Element and region data:

Begin

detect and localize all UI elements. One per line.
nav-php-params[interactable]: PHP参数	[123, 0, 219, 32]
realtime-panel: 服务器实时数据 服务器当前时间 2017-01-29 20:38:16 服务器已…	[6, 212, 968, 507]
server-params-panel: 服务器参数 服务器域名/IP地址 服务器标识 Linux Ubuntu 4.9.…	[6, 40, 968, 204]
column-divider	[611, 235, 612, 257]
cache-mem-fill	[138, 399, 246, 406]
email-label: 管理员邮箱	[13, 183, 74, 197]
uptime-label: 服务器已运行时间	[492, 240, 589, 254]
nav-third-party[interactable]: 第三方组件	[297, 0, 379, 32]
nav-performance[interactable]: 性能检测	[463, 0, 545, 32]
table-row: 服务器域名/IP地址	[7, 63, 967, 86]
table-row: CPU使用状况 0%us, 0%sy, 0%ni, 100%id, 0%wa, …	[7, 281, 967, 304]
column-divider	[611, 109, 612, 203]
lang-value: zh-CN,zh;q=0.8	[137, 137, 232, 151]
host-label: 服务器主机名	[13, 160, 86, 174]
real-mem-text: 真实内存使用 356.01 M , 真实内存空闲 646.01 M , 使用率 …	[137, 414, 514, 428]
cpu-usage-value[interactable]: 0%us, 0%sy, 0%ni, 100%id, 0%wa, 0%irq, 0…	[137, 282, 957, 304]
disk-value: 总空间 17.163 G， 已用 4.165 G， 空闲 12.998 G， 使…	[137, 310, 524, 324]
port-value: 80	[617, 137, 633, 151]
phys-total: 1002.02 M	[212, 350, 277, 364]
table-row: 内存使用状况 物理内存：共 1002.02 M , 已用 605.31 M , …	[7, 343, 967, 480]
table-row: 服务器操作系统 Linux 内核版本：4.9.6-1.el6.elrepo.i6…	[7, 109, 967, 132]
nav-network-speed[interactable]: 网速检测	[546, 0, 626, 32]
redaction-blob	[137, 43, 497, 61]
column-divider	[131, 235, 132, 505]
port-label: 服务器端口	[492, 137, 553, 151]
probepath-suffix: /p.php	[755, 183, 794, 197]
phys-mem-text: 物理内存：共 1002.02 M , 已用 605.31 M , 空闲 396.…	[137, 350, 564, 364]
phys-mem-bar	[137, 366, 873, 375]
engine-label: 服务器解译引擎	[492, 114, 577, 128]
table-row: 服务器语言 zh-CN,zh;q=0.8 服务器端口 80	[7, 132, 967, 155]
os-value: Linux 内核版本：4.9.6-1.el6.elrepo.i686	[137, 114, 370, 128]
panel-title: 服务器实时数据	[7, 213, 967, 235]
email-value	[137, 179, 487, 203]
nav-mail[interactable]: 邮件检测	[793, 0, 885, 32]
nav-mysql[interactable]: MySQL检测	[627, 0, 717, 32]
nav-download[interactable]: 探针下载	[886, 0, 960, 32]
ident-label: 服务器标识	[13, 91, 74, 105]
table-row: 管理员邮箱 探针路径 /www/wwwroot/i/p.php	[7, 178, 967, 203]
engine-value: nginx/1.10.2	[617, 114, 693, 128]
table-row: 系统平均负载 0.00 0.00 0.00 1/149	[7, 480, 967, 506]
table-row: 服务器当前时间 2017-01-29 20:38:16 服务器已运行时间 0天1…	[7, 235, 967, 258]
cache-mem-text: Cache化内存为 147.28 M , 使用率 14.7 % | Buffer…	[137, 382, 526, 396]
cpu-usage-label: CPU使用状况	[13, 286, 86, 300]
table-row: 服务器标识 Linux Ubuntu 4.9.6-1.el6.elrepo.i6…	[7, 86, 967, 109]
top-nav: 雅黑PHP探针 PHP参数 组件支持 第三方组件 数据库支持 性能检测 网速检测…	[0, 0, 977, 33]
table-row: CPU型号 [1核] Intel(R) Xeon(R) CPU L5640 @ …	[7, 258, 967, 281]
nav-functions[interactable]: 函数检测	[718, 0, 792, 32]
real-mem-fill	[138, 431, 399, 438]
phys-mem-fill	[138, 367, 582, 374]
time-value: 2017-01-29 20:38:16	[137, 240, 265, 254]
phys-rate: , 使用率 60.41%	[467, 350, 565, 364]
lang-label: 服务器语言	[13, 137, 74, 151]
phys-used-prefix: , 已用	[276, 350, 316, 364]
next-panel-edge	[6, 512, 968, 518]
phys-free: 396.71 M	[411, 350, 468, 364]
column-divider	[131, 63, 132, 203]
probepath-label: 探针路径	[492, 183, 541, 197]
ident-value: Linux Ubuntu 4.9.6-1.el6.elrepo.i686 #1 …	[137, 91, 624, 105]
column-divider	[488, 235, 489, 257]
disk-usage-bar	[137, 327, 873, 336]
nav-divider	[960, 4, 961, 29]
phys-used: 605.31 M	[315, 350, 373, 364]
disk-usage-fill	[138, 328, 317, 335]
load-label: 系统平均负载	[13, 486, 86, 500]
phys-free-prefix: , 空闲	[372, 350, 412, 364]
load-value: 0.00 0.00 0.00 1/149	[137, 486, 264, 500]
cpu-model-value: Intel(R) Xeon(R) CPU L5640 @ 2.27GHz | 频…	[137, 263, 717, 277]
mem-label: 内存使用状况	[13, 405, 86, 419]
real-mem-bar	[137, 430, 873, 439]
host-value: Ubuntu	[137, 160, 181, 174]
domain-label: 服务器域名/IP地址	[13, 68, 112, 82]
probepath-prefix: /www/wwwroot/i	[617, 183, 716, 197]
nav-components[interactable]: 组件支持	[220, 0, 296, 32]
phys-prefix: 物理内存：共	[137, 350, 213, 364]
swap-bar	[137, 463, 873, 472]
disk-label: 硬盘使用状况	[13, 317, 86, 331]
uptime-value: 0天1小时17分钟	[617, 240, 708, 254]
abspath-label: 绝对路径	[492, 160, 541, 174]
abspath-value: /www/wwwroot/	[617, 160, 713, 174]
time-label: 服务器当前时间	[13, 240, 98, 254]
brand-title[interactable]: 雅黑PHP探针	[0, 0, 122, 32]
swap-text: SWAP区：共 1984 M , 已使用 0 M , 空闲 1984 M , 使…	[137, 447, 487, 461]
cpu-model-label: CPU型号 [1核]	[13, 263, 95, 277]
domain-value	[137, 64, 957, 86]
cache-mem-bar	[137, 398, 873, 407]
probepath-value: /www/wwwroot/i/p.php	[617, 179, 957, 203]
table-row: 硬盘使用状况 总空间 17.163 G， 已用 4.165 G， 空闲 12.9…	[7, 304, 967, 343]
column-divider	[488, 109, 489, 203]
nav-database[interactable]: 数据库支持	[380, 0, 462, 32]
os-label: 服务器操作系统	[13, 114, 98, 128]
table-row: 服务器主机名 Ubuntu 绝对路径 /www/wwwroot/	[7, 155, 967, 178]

End

SHORT TASK.
Return, unchanged, every line from the first one through the line containing "160, 86, 174]".

OUTPUT OF THE TASK.
detect and localize all UI elements. One per line.
nav-php-params[interactable]: PHP参数	[123, 0, 219, 32]
realtime-panel: 服务器实时数据 服务器当前时间 2017-01-29 20:38:16 服务器已…	[6, 212, 968, 507]
server-params-panel: 服务器参数 服务器域名/IP地址 服务器标识 Linux Ubuntu 4.9.…	[6, 40, 968, 204]
column-divider	[611, 235, 612, 257]
cache-mem-fill	[138, 399, 246, 406]
email-label: 管理员邮箱	[13, 183, 74, 197]
uptime-label: 服务器已运行时间	[492, 240, 589, 254]
nav-third-party[interactable]: 第三方组件	[297, 0, 379, 32]
nav-performance[interactable]: 性能检测	[463, 0, 545, 32]
table-row: 服务器域名/IP地址	[7, 63, 967, 86]
table-row: CPU使用状况 0%us, 0%sy, 0%ni, 100%id, 0%wa, …	[7, 281, 967, 304]
column-divider	[611, 109, 612, 203]
lang-value: zh-CN,zh;q=0.8	[137, 137, 232, 151]
host-label: 服务器主机名	[13, 160, 86, 174]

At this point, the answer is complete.